◆ Given request ◆
Omit images. Retype all entries verbatim.

Records from a dataset:

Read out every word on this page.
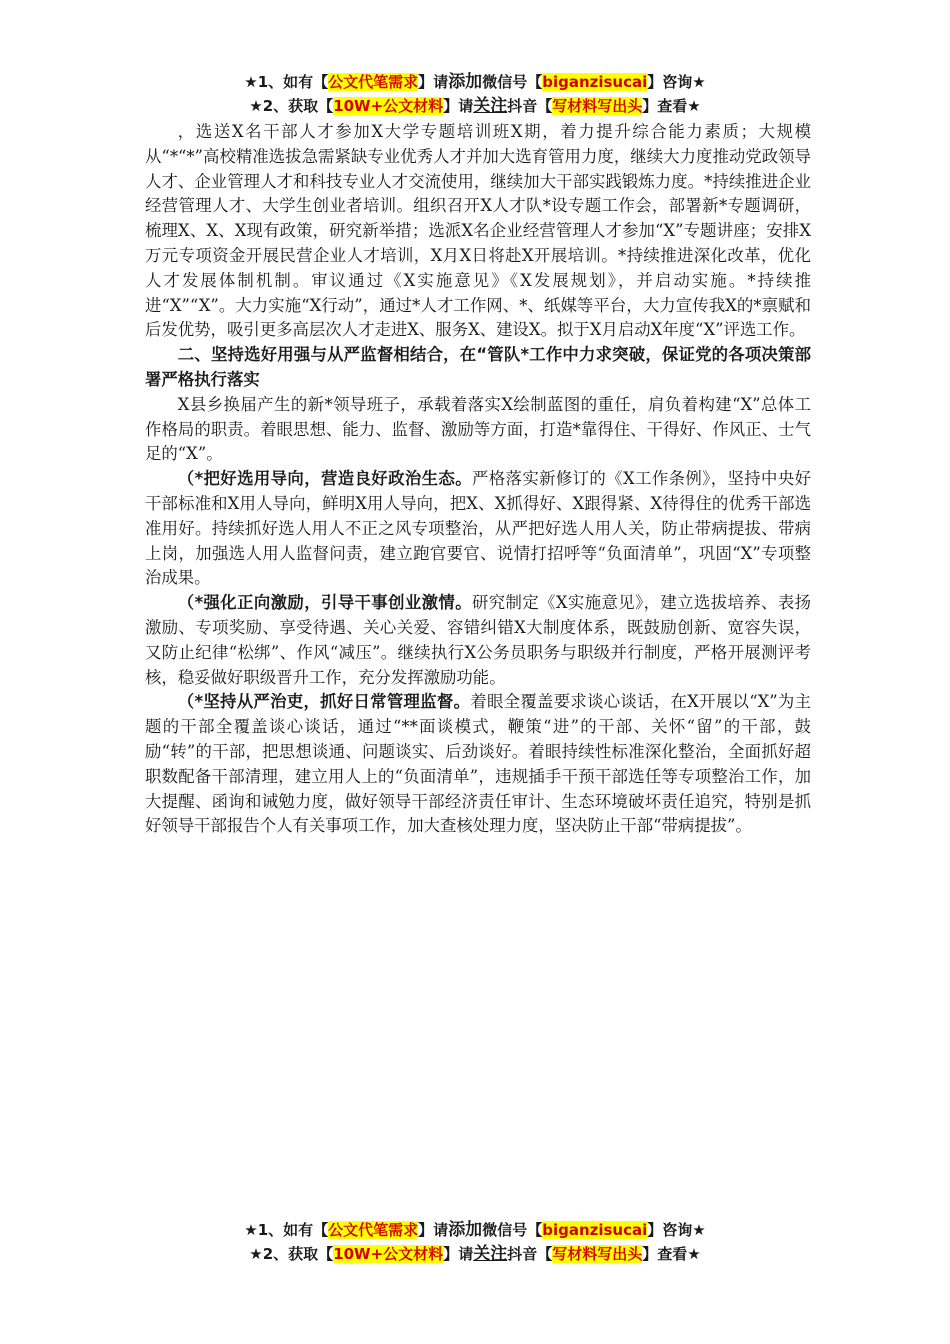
★1、如有【公文代笔需求】请添加微信号【biganzisucai】咨询★
★2、获取【10W+公文材料】请关注抖音【写材料写出头】查看★

，选送X名干部人才参加X大学专题培训班X期，着力提升综合能力素质；大规模从“*“*”高校精准选拔急需紧缺专业优秀人才并加大选育管用力度，继续大力度推动党政领导人才、企业管理人才和科技专业人才交流使用，继续加大干部实践锻炼力度。*持续推进企业经营管理人才、大学生创业者培训。组织召开X人才队*设专题工作会，部署新*专题调研，梳理X、X、X现有政策，研究新举措；选派X名企业经营管理人才参加“X”专题讲座；安排X万元专项资金开展民营企业人才培训，X月X日将赴X开展培训。*持续推进深化改革，优化人才发展体制机制。审议通过《X实施意见》《X发展规划》，并启动实施。*持续推进“X”“X”。大力实施“X行动”，通过*人才工作网、*、纸媒等平台，大力宣传我X的*禀赋和后发优势，吸引更多高层次人才走进X、服务X、建设X。拟于X月启动X年度“X”评选工作。

二、坚持选好用强与从严监督相结合，在“管队*工作中力求突破，保证党的各项决策部署严格执行落实

X县乡换届产生的新*领导班子，承载着落实X绘制蓝图的重任，肩负着构建“X”总体工作格局的职责。着眼思想、能力、监督、激励等方面，打造*靠得住、干得好、作风正、士气足的“X”。

（*把好选用导向，营造良好政治生态。严格落实新修订的《X工作条例》，坚持中央好干部标准和X用人导向，鲜明X用人导向，把X、X抓得好、X跟得紧、X待得住的优秀干部选准用好。持续抓好选人用人不正之风专项整治，从严把好选人用人关，防止带病提拔、带病上岗，加强选人用人监督问责，建立跑官要官、说情打招呼等“负面清单”，巩固“X”专项整治成果。

（*强化正向激励，引导干事创业激情。研究制定《X实施意见》，建立选拔培养、表扬激励、专项奖励、享受待遇、关心关爱、容错纠错X大制度体系，既鼓励创新、宽容失误，又防止纪律“松绑”、作风“减压”。继续执行X公务员职务与职级并行制度，严格开展测评考核，稳妥做好职级晋升工作，充分发挥激励功能。

（*坚持从严治吏，抓好日常管理监督。着眼全覆盖要求谈心谈话，在X开展以“X”为主题的干部全覆盖谈心谈话，通过“**面谈模式，鞭策“进”的干部、关怀“留”的干部，鼓励“转”的干部，把思想谈通、问题谈实、后劲谈好。着眼持续性标准深化整治，全面抓好超职数配备干部清理，建立用人上的“负面清单”，违规插手干预干部选任等专项整治工作，加大提醒、函询和诫勉力度，做好领导干部经济责任审计、生态环境破坏责任追究，特别是抓好领导干部报告个人有关事项工作，加大查核处理力度，坚决防止干部“带病提拔”。

★1、如有【公文代笔需求】请添加微信号【biganzisucai】咨询★
★2、获取【10W+公文材料】请关注抖音【写材料写出头】查看★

◆ Full solution ◆
Read out every word on this page.
★1、如有【公文代笔需求】请添加微信号【biganzisucai】咨询★
★2、获取【10W+公文材料】请关注抖音【写材料写出头】查看★

，选送X名干部人才参加X大学专题培训班X期，着力提升综合能力素质；大规模从“*“*”高校精准选拔急需紧缺专业优秀人才并加大选育管用力度，继续大力度推动党政领导人才、企业管理人才和科技专业人才交流使用，继续加大干部实践锻炼力度。*持续推进企业经营管理人才、大学生创业者培训。组织召开X人才队*设专题工作会，部署新*专题调研，梳理X、X、X现有政策，研究新举措；选派X名企业经营管理人才参加“X”专题讲座；安排X万元专项资金开展民营企业人才培训，X月X日将赴X开展培训。*持续推进深化改革，优化人才发展体制机制。审议通过《X实施意见》《X发展规划》，并启动实施。*持续推进“X”“X”。大力实施“X行动”，通过*人才工作网、*、纸媒等平台，大力宣传我X的*禀赋和后发优势，吸引更多高层次人才走进X、服务X、建设X。拟于X月启动X年度“X”评选工作。

二、坚持选好用强与从严监督相结合，在“管队*工作中力求突破，保证党的各项决策部署严格执行落实

X县乡换届产生的新*领导班子，承载着落实X绘制蓝图的重任，肩负着构建“X”总体工作格局的职责。着眼思想、能力、监督、激励等方面，打造*靠得住、干得好、作风正、士气足的“X”。

（*把好选用导向，营造良好政治生态。严格落实新修订的《X工作条例》，坚持中央好干部标准和X用人导向，鲜明X用人导向，把X、X抓得好、X跟得紧、X待得住的优秀干部选准用好。持续抓好选人用人不正之风专项整治，从严把好选人用人关，防止带病提拔、带病上岗，加强选人用人监督问责，建立跑官要官、说情打招呼等“负面清单”，巩固“X”专项整治成果。

（*强化正向激励，引导干事创业激情。研究制定《X实施意见》，建立选拔培养、表扬激励、专项奖励、享受待遇、关心关爱、容错纠错X大制度体系，既鼓励创新、宽容失误，又防止纪律“松绑”、作风“减压”。继续执行X公务员职务与职级并行制度，严格开展测评考核，稳妥做好职级晋升工作，充分发挥激励功能。

（*坚持从严治吏，抓好日常管理监督。着眼全覆盖要求谈心谈话，在X开展以“X”为主题的干部全覆盖谈心谈话，通过“**面谈模式，鞭策“进”的干部、关怀“留”的干部，鼓励“转”的干部，把思想谈通、问题谈实、后劲谈好。着眼持续性标准深化整治，全面抓好超职数配备干部清理，建立用人上的“负面清单”，违规插手干预干部选任等专项整治工作，加大提醒、函询和诫勉力度，做好领导干部经济责任审计、生态环境破坏责任追究，特别是抓好领导干部报告个人有关事项工作，加大查核处理力度，坚决防止干部“带病提拔”。

★1、如有【公文代笔需求】请添加微信号【biganzisucai】咨询★
★2、获取【10W+公文材料】请关注抖音【写材料写出头】查看★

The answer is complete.